▶ _Exercise material_:
━━━━━━━━━━

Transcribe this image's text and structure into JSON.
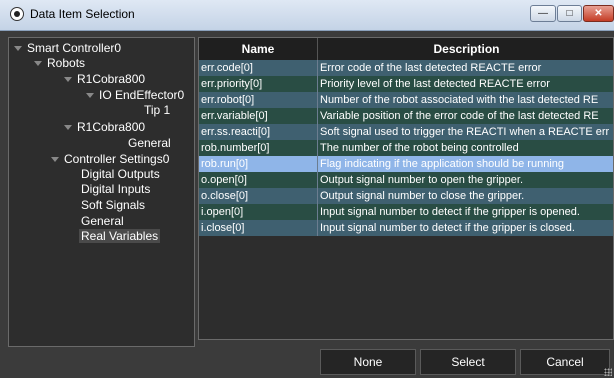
{
  "window": {
    "title": "Data Item Selection",
    "min": "—",
    "max": "□",
    "close": "✕"
  },
  "tree": [
    {
      "label": "Smart Controller0"
    },
    {
      "label": "Robots"
    },
    {
      "label": "R1Cobra800"
    },
    {
      "label": "IO EndEffector0"
    },
    {
      "label": "Tip 1"
    },
    {
      "label": "R1Cobra800"
    },
    {
      "label": "General"
    },
    {
      "label": "Controller Settings0"
    },
    {
      "label": "Digital Outputs"
    },
    {
      "label": "Digital Inputs"
    },
    {
      "label": "Soft Signals"
    },
    {
      "label": "General"
    },
    {
      "label": "Real Variables"
    }
  ],
  "grid": {
    "headers": [
      "Name",
      "Description"
    ],
    "rows": [
      {
        "name": "err.code[0]",
        "desc": "Error code of the last detected REACTE error"
      },
      {
        "name": "err.priority[0]",
        "desc": "Priority level of the last detected REACTE error"
      },
      {
        "name": "err.robot[0]",
        "desc": "Number of the robot associated with the last detected RE"
      },
      {
        "name": "err.variable[0]",
        "desc": "Variable position of the error code of the last detected RE"
      },
      {
        "name": "err.ss.reacti[0]",
        "desc": "Soft signal used to trigger the REACTI when a REACTE err"
      },
      {
        "name": "rob.number[0]",
        "desc": "The number of the robot being controlled"
      },
      {
        "name": "rob.run[0]",
        "desc": "Flag indicating if the application should be running"
      },
      {
        "name": "o.open[0]",
        "desc": "Output signal number to open the gripper."
      },
      {
        "name": "o.close[0]",
        "desc": "Output signal number to close the gripper."
      },
      {
        "name": "i.open[0]",
        "desc": "Input signal number to detect if the gripper is opened."
      },
      {
        "name": "i.close[0]",
        "desc": "Input signal number to detect if the gripper is closed."
      }
    ]
  },
  "buttons": {
    "none": "None",
    "select": "Select",
    "cancel": "Cancel"
  }
}
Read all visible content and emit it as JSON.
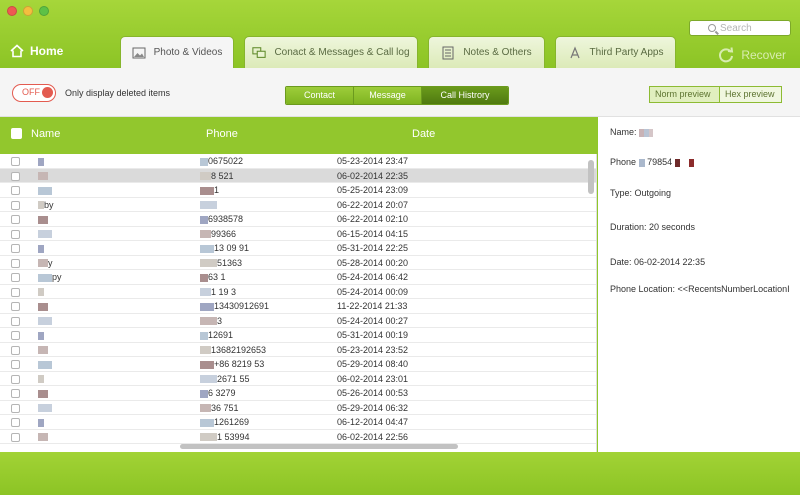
{
  "search": {
    "placeholder": "Search"
  },
  "home": {
    "label": "Home"
  },
  "tabs": [
    {
      "label": "Photo & Videos",
      "icon": "photo-icon"
    },
    {
      "label": "Conact & Messages & Call log",
      "icon": "chat-icon"
    },
    {
      "label": "Notes & Others",
      "icon": "notes-icon"
    },
    {
      "label": "Third Party Apps",
      "icon": "appstore-icon"
    }
  ],
  "recover": {
    "label": "Recover"
  },
  "filter": {
    "toggle_state": "OFF",
    "toggle_label": "Only display deleted items"
  },
  "segments": [
    "Contact",
    "Message",
    "Call Histrory"
  ],
  "preview": {
    "norm": "Norm preview",
    "hex": "Hex preview"
  },
  "table": {
    "headers": {
      "name": "Name",
      "phone": "Phone",
      "date": "Date"
    },
    "rows": [
      {
        "name": "",
        "phone": "0675022",
        "date": "05-23-2014 23:47"
      },
      {
        "name": "",
        "phone": "8 521",
        "date": "06-02-2014 22:35",
        "selected": true
      },
      {
        "name": "",
        "phone": "1 ",
        "date": "05-25-2014 23:09"
      },
      {
        "name": "by",
        "phone": "",
        "date": "06-22-2014 20:07"
      },
      {
        "name": "",
        "phone": "6938578",
        "date": "06-22-2014 02:10"
      },
      {
        "name": "",
        "phone": "99366",
        "date": "06-15-2014 04:15"
      },
      {
        "name": "",
        "phone": "13 09 91",
        "date": "05-31-2014 22:25"
      },
      {
        "name": "y",
        "phone": "51363",
        "date": "05-28-2014 00:20"
      },
      {
        "name": "py",
        "phone": "63 1",
        "date": "05-24-2014 06:42"
      },
      {
        "name": "",
        "phone": "1 19 3",
        "date": "05-24-2014 00:09"
      },
      {
        "name": "",
        "phone": "13430912691",
        "date": "11-22-2014 21:33"
      },
      {
        "name": "",
        "phone": "3",
        "date": "05-24-2014 00:27"
      },
      {
        "name": "",
        "phone": "12691",
        "date": "05-31-2014 00:19"
      },
      {
        "name": "",
        "phone": "13682192653",
        "date": "05-23-2014 23:52"
      },
      {
        "name": "",
        "phone": "+86 8219 53",
        "date": "05-29-2014 08:40"
      },
      {
        "name": "",
        "phone": "2671 55",
        "date": "06-02-2014 23:01"
      },
      {
        "name": "",
        "phone": "6 3279",
        "date": "05-26-2014 00:53"
      },
      {
        "name": "",
        "phone": "36 751",
        "date": "05-29-2014 06:32"
      },
      {
        "name": "",
        "phone": "1261269",
        "date": "06-12-2014 04:47"
      },
      {
        "name": "",
        "phone": "1 53994",
        "date": "06-02-2014 22:56"
      }
    ]
  },
  "details": {
    "name_label": "Name:",
    "phone_label": "Phone",
    "phone_value": "79854",
    "type": "Type: Outgoing",
    "duration": "Duration: 20 seconds",
    "date": "Date: 06-02-2014 22:35",
    "location": "Phone Location: <<RecentsNumberLocationI"
  },
  "colors": {
    "accent_green": "#92c72d",
    "toggle_red": "#e35b50",
    "selected_row": "#dadada"
  }
}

━━━━━━━━━━

▶ _Required work_: Make a word-for-word copy of the entries, without any pictures.

▶ _Written answer_:
Transcribe this image's text and structure into JSON.
{
  "window": {
    "title": "Data Item Selection",
    "min": "—",
    "max": "□",
    "close": "✕"
  },
  "tree": [
    {
      "label": "Smart Controller0"
    },
    {
      "label": "Robots"
    },
    {
      "label": "R1Cobra800"
    },
    {
      "label": "IO EndEffector0"
    },
    {
      "label": "Tip 1"
    },
    {
      "label": "R1Cobra800"
    },
    {
      "label": "General"
    },
    {
      "label": "Controller Settings0"
    },
    {
      "label": "Digital Outputs"
    },
    {
      "label": "Digital Inputs"
    },
    {
      "label": "Soft Signals"
    },
    {
      "label": "General"
    },
    {
      "label": "Real Variables"
    }
  ],
  "grid": {
    "headers": [
      "Name",
      "Description"
    ],
    "rows": [
      {
        "name": "err.code[0]",
        "desc": "Error code of the last detected REACTE error"
      },
      {
        "name": "err.priority[0]",
        "desc": "Priority level of the last detected REACTE error"
      },
      {
        "name": "err.robot[0]",
        "desc": "Number of the robot associated with the last detected RE"
      },
      {
        "name": "err.variable[0]",
        "desc": "Variable position of the error code of the last detected RE"
      },
      {
        "name": "err.ss.reacti[0]",
        "desc": "Soft signal used to trigger the REACTI when a REACTE err"
      },
      {
        "name": "rob.number[0]",
        "desc": "The number of the robot being controlled"
      },
      {
        "name": "rob.run[0]",
        "desc": "Flag indicating if the application should be running"
      },
      {
        "name": "o.open[0]",
        "desc": "Output signal number to open the gripper."
      },
      {
        "name": "o.close[0]",
        "desc": "Output signal number to close the gripper."
      },
      {
        "name": "i.open[0]",
        "desc": "Input signal number to detect if the gripper is opened."
      },
      {
        "name": "i.close[0]",
        "desc": "Input signal number to detect if the gripper is closed."
      }
    ]
  },
  "buttons": {
    "none": "None",
    "select": "Select",
    "cancel": "Cancel"
  }
}
Read all visible content and emit it as JSON.
{
  "search": {
    "placeholder": "Search"
  },
  "home": {
    "label": "Home"
  },
  "tabs": [
    {
      "label": "Photo & Videos",
      "icon": "photo-icon"
    },
    {
      "label": "Conact & Messages & Call log",
      "icon": "chat-icon"
    },
    {
      "label": "Notes & Others",
      "icon": "notes-icon"
    },
    {
      "label": "Third Party Apps",
      "icon": "appstore-icon"
    }
  ],
  "recover": {
    "label": "Recover"
  },
  "filter": {
    "toggle_state": "OFF",
    "toggle_label": "Only display deleted items"
  },
  "segments": [
    "Contact",
    "Message",
    "Call Histrory"
  ],
  "preview": {
    "norm": "Norm preview",
    "hex": "Hex preview"
  },
  "table": {
    "headers": {
      "name": "Name",
      "phone": "Phone",
      "date": "Date"
    },
    "rows": [
      {
        "name": "",
        "phone": "0675022",
        "date": "05-23-2014 23:47"
      },
      {
        "name": "",
        "phone": "8 521",
        "date": "06-02-2014 22:35",
        "selected": true
      },
      {
        "name": "",
        "phone": "1 ",
        "date": "05-25-2014 23:09"
      },
      {
        "name": "by",
        "phone": "",
        "date": "06-22-2014 20:07"
      },
      {
        "name": "",
        "phone": "6938578",
        "date": "06-22-2014 02:10"
      },
      {
        "name": "",
        "phone": "99366",
        "date": "06-15-2014 04:15"
      },
      {
        "name": "",
        "phone": "13 09 91",
        "date": "05-31-2014 22:25"
      },
      {
        "name": "y",
        "phone": "51363",
        "date": "05-28-2014 00:20"
      },
      {
        "name": "py",
        "phone": "63 1",
        "date": "05-24-2014 06:42"
      },
      {
        "name": "",
        "phone": "1 19 3",
        "date": "05-24-2014 00:09"
      },
      {
        "name": "",
        "phone": "13430912691",
        "date": "11-22-2014 21:33"
      },
      {
        "name": "",
        "phone": "3",
        "date": "05-24-2014 00:27"
      },
      {
        "name": "",
        "phone": "12691",
        "date": "05-31-2014 00:19"
      },
      {
        "name": "",
        "phone": "13682192653",
        "date": "05-23-2014 23:52"
      },
      {
        "name": "",
        "phone": "+86 8219 53",
        "date": "05-29-2014 08:40"
      },
      {
        "name": "",
        "phone": "2671 55",
        "date": "06-02-2014 23:01"
      },
      {
        "name": "",
        "phone": "6 3279",
        "date": "05-26-2014 00:53"
      },
      {
        "name": "",
        "phone": "36 751",
        "date": "05-29-2014 06:32"
      },
      {
        "name": "",
        "phone": "1261269",
        "date": "06-12-2014 04:47"
      },
      {
        "name": "",
        "phone": "1 53994",
        "date": "06-02-2014 22:56"
      }
    ]
  },
  "details": {
    "name_label": "Name:",
    "phone_label": "Phone",
    "phone_value": "79854",
    "type": "Type: Outgoing",
    "duration": "Duration: 20 seconds",
    "date": "Date: 06-02-2014 22:35",
    "location": "Phone Location: <<RecentsNumberLocationI"
  },
  "colors": {
    "accent_green": "#92c72d",
    "toggle_red": "#e35b50",
    "selected_row": "#dadada"
  }
}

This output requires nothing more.